Treść polecenia | Przepisz dokładnie wiersze, zaczynając od początku wpisów i kończąc na wierszu zawierającym „The bottom of the sipe 7e is at (518, 1050).”, łącznie z nim. Obrazy pomiń w odpowiedzi.

Dostarczone dane |
┏━━

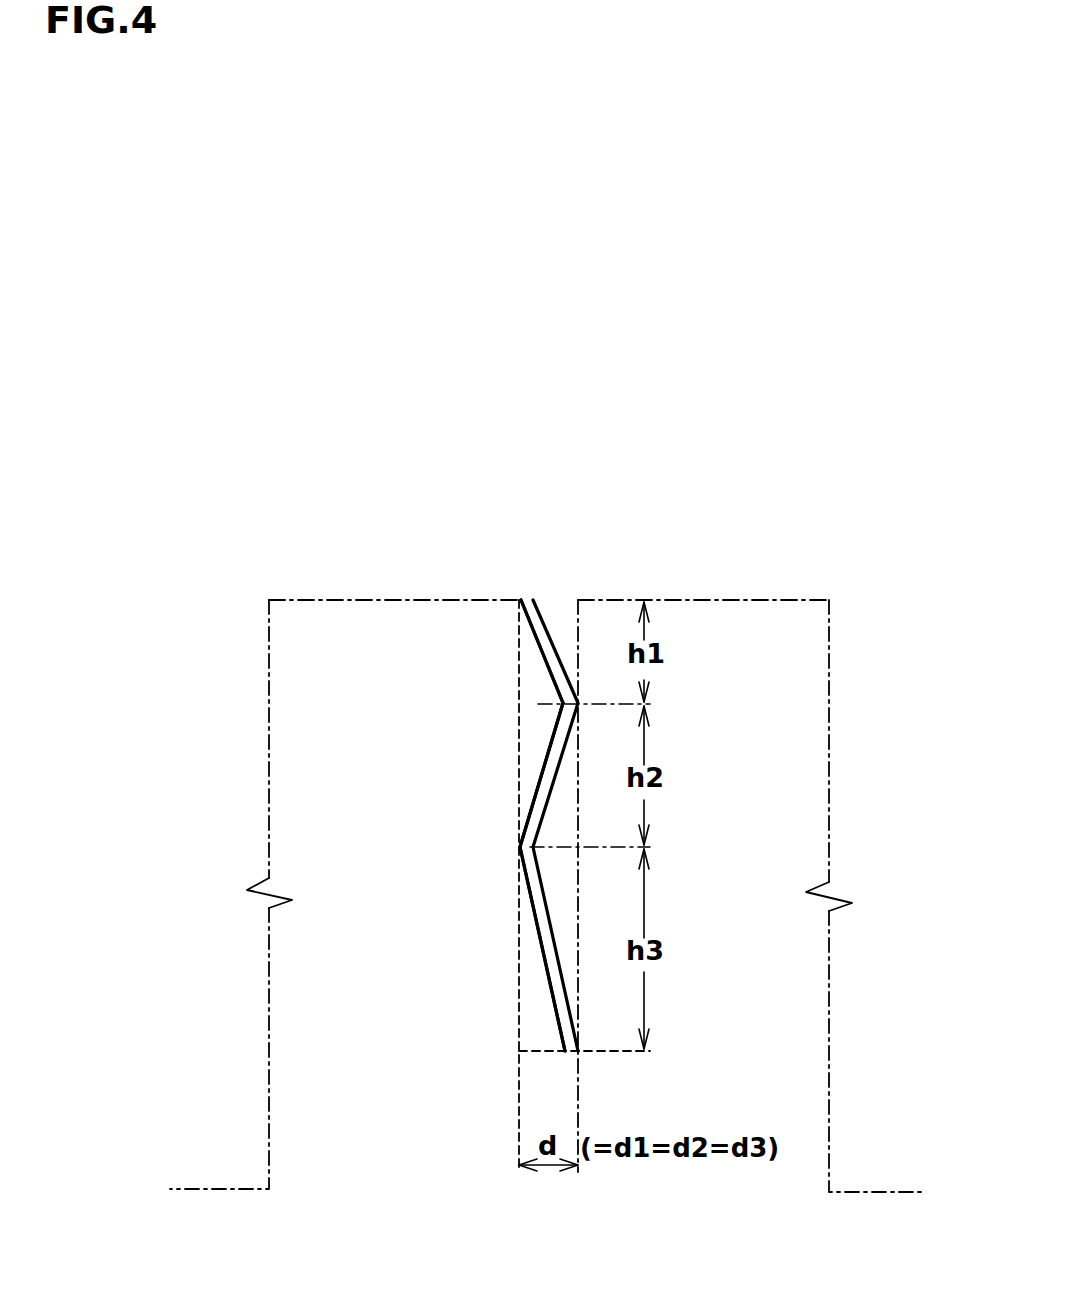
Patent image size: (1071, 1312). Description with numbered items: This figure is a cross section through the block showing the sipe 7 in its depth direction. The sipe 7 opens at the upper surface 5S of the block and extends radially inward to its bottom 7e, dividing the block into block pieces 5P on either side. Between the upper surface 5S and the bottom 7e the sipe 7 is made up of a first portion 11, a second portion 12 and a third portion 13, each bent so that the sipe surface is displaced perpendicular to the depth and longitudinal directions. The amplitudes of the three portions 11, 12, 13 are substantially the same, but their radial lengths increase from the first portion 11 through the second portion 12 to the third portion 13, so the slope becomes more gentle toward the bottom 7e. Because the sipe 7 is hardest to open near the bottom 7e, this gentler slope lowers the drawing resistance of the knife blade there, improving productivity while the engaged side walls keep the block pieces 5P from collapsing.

The upper surface of the block 5S is at (377, 588).
The block pieces 5P is at (444, 626).
The sipe 7 is at (554, 623).
The first portion 11 is at (538, 640).
The second portion 12 is at (544, 768).
The third portion 13 is at (545, 903).
The bottom of the sipe 7e is at (518, 1050).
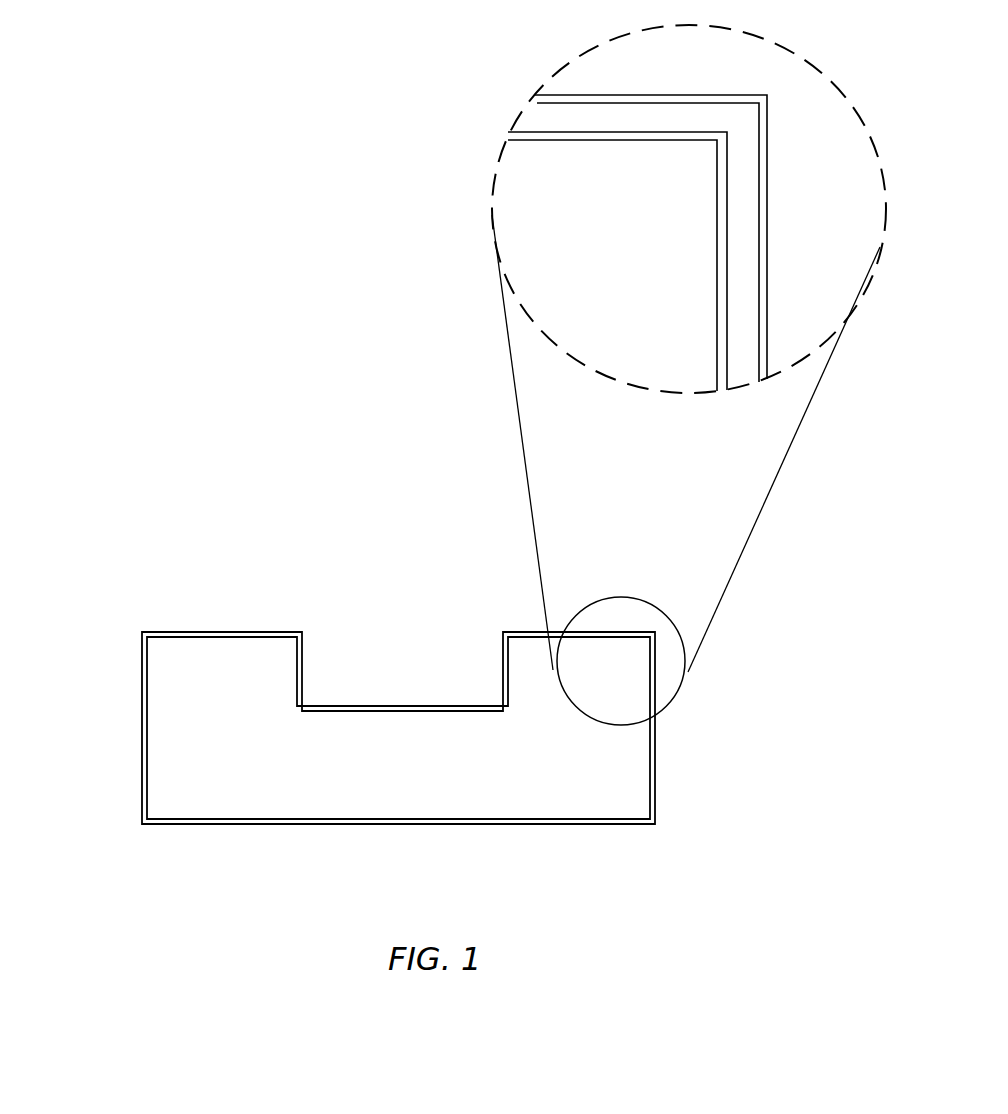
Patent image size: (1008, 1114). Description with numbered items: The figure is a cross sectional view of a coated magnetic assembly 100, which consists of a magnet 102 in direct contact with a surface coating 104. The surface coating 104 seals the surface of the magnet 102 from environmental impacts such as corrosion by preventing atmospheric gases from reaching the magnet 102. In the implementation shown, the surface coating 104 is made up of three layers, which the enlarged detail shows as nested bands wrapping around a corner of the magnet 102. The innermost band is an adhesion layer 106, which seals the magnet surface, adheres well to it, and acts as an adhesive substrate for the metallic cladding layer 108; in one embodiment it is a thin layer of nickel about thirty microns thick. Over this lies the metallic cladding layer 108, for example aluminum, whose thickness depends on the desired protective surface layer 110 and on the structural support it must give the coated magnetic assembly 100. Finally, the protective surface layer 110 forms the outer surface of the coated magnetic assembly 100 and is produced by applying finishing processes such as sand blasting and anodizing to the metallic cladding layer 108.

The coated magnetic assembly 100 is at (140, 612).
The magnet 102 is at (263, 776).
The surface coating 104 is at (130, 759).
The adhesion layer 106 is at (512, 135).
The metallic cladding layer 108 is at (517, 117).
The protective surface layer 110 is at (532, 100).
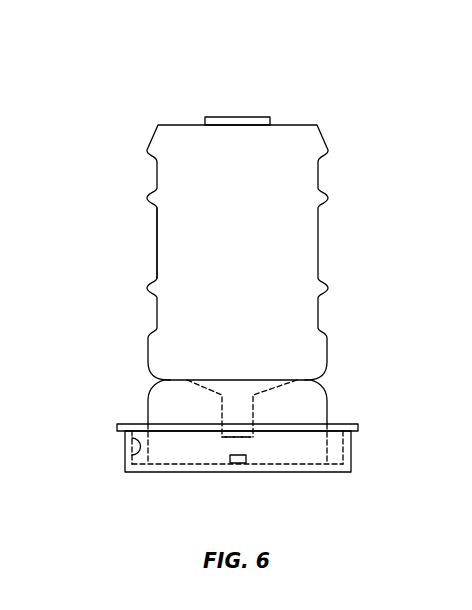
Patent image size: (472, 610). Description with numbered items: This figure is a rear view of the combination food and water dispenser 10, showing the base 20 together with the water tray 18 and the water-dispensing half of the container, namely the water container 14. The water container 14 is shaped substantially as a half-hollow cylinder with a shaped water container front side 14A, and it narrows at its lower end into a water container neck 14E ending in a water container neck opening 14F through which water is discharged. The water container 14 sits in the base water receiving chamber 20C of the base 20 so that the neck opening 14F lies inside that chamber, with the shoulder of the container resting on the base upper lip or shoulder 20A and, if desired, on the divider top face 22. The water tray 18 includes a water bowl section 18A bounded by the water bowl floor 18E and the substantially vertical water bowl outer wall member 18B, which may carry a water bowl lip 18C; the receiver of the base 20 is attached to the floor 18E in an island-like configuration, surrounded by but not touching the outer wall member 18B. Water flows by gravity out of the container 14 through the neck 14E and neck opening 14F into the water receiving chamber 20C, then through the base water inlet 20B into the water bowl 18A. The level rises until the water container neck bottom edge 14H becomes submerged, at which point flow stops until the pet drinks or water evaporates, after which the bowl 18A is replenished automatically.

The combination food and water dispenser 10 is at (261, 282).
The water container 14 is at (321, 243).
The water container front side 14A is at (172, 242).
The water container neck 14E is at (252, 406).
The water container neck opening 14F is at (227, 445).
The water container neck bottom edge 14H is at (247, 440).
The water tray 18 is at (471, 84).
The water bowl section 18A is at (335, 446).
The water bowl outer wall member 18B is at (132, 453).
The water bowl lip 18C is at (358, 430).
The water bowl floor 18E is at (333, 465).
The base 20 is at (156, 386).
The base upper lip or shoulder 20A is at (207, 380).
The base water inlet 20B is at (247, 460).
The base water receiving chamber 20C is at (305, 384).
The divider top face 22 is at (238, 117).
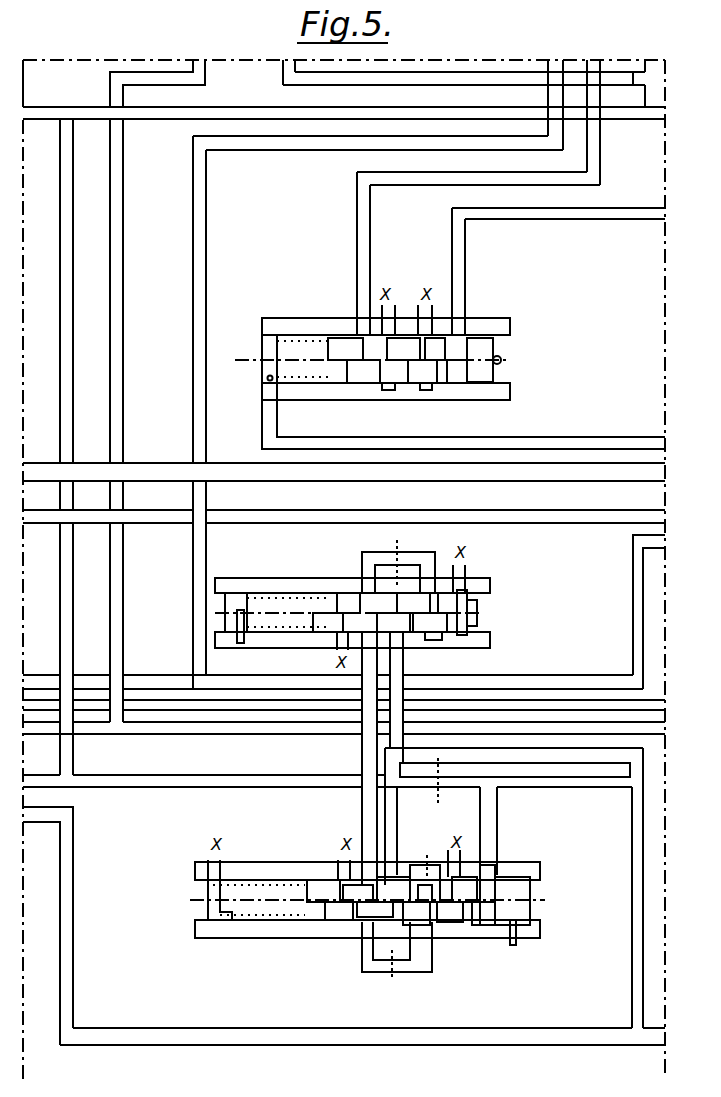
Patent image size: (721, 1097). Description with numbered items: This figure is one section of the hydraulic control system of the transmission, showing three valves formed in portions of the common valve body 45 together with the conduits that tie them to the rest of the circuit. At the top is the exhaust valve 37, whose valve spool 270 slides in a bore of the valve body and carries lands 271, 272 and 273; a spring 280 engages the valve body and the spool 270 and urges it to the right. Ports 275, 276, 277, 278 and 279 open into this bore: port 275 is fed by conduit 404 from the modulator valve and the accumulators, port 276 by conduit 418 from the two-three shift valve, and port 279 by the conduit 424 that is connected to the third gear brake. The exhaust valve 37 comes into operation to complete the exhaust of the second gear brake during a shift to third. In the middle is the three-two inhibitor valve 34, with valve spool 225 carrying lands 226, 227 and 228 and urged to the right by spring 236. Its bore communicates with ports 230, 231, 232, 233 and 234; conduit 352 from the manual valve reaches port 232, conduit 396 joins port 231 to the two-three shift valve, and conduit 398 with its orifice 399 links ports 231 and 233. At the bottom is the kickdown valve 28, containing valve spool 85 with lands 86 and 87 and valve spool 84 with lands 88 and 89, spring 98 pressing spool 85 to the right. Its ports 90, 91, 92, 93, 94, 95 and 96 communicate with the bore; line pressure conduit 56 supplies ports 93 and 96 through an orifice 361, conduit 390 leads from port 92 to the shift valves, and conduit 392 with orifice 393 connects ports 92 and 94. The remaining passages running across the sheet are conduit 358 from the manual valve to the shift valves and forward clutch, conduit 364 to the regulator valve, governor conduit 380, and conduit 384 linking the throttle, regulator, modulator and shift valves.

The conduit 352 is at (205, 72).
The conduit 358 is at (295, 80).
The conduit 380 is at (190, 115).
The conduit 384 is at (200, 160).
The conduit 390 is at (70, 282).
The line pressure conduit 56 is at (155, 470).
The conduit 364 is at (178, 518).
The conduit 396 is at (160, 705).
The conduit 418 is at (357, 183).
The conduit 424 is at (645, 215).
The conduit 404 is at (648, 437).
The exhaust valve 37 is at (527, 343).
The port 275 is at (290, 336).
The spring 280 is at (268, 382).
The valve spool 270 is at (337, 336).
The port 276 is at (369, 336).
The port 279 is at (468, 330).
The land 271 is at (362, 380).
The port 277 is at (383, 392).
The land 272 is at (420, 382).
The port 278 is at (430, 392).
The land 273 is at (458, 380).
The 3-2 inhibitor valve 34 is at (521, 576).
The valve spool 225 is at (275, 636).
The valve body 45 is at (218, 582).
The spring 236 is at (283, 595).
The land 226 is at (337, 598).
The port 230 is at (337, 640).
The conduit 398 is at (362, 565).
The port 232 is at (397, 562).
The orifice 399 is at (401, 578).
The land 227 is at (455, 595).
The land 228 is at (470, 608).
The port 234 is at (470, 624).
The port 233 is at (442, 637).
The port 231 is at (372, 640).
The orifice 361 is at (442, 778).
The kickdown valve 28 is at (553, 900).
The port 90 is at (208, 920).
The spring 98 is at (255, 878).
The land 86 is at (320, 880).
The valve spool 85 is at (326, 924).
The port 91 is at (346, 925).
The port 92 is at (362, 950).
The port 93 is at (392, 875).
The land 87 is at (408, 878).
The valve spool 84 is at (427, 877).
The land 88 is at (440, 882).
The land 89 is at (470, 890).
The port 95 is at (440, 938).
The port 94 is at (432, 945).
The port 96 is at (486, 940).
The conduit 392 is at (375, 965).
The orifice 393 is at (396, 972).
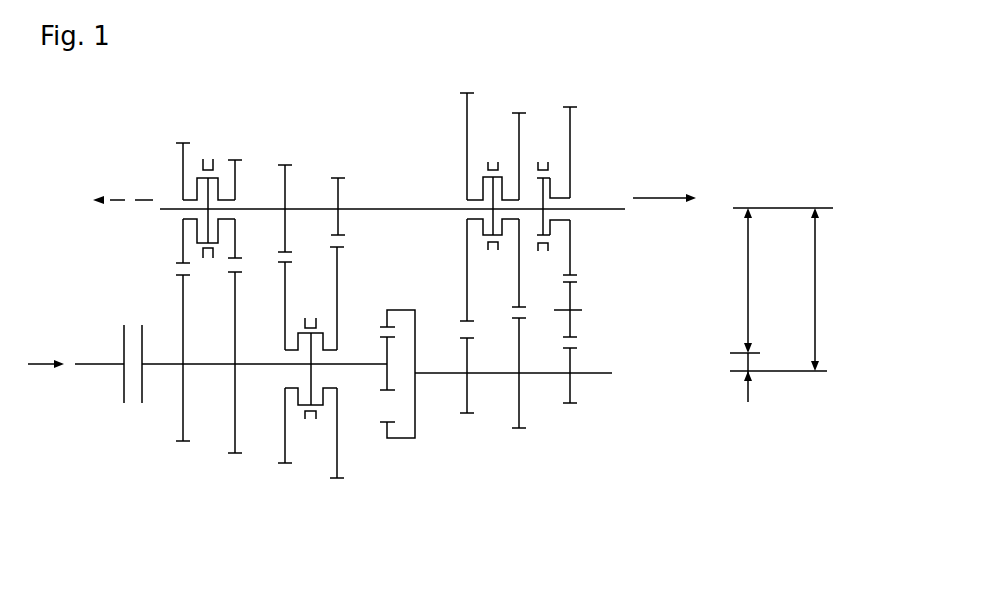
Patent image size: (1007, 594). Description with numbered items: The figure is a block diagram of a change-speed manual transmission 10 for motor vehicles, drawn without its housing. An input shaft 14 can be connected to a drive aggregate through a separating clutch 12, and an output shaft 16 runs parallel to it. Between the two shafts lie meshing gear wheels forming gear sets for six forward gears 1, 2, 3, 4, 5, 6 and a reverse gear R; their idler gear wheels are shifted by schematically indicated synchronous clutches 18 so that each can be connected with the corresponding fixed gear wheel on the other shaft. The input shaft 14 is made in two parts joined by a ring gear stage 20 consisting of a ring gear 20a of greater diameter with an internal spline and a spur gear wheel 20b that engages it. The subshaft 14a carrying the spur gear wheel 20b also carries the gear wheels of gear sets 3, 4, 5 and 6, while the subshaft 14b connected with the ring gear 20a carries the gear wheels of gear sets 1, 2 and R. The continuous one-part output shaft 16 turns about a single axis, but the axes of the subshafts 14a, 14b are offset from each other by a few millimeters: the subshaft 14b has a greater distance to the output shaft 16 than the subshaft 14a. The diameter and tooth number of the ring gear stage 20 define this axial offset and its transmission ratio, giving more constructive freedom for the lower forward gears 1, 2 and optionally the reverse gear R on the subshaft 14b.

The change-speed transmission 10 is at (606, 132).
The separating clutch 12 is at (121, 388).
The input shaft 14 is at (353, 318).
The subshaft 14a is at (163, 363).
The subshaft 14b is at (587, 372).
The output shaft 16 is at (403, 208).
The synchronous clutch 18 is at (208, 162).
The ring gear stage 20 is at (385, 406).
The ring gear 20a is at (396, 308).
The spur gear wheel 20b is at (385, 378).
The first forward gear 1 is at (473, 305).
The second forward gear 2 is at (523, 315).
The third forward gear 3 is at (183, 330).
The fourth forward gear 4 is at (233, 339).
The fifth forward gear 5 is at (287, 341).
The sixth forward gear 6 is at (336, 348).
The reverse gear R is at (571, 312).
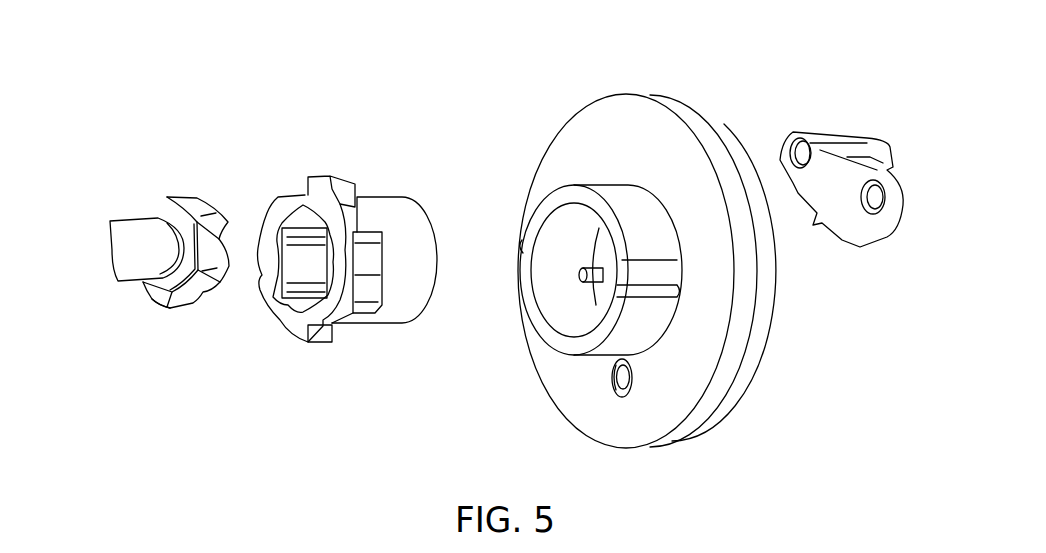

┗━━

Rozwiązanie zadania |
Patent image size: (1071, 1312). Description with numbered items: This figure is a cross section through the block showing the sipe 7 in its depth direction. The sipe 7 opens at the upper surface 5S of the block and extends radially inward to its bottom 7e, dividing the block into block pieces 5P on either side. Between the upper surface 5S and the bottom 7e the sipe 7 is made up of a first portion 11, a second portion 12 and a third portion 13, each bent so that the sipe surface is displaced perpendicular to the depth and longitudinal directions. The amplitudes of the three portions 11, 12, 13 are substantially the same, but their radial lengths increase from the first portion 11 through the second portion 12 to the third portion 13, so the slope becomes more gentle toward the bottom 7e. Because the sipe 7 is hardest to open near the bottom 7e, this gentler slope lowers the drawing resistance of the knife blade there, improving productivity while the engaged side walls keep the block pieces 5P from collapsing.

The upper surface of the block 5S is at (377, 588).
The block pieces 5P is at (444, 626).
The sipe 7 is at (554, 623).
The first portion 11 is at (538, 640).
The second portion 12 is at (544, 768).
The third portion 13 is at (545, 903).
The bottom of the sipe 7e is at (518, 1050).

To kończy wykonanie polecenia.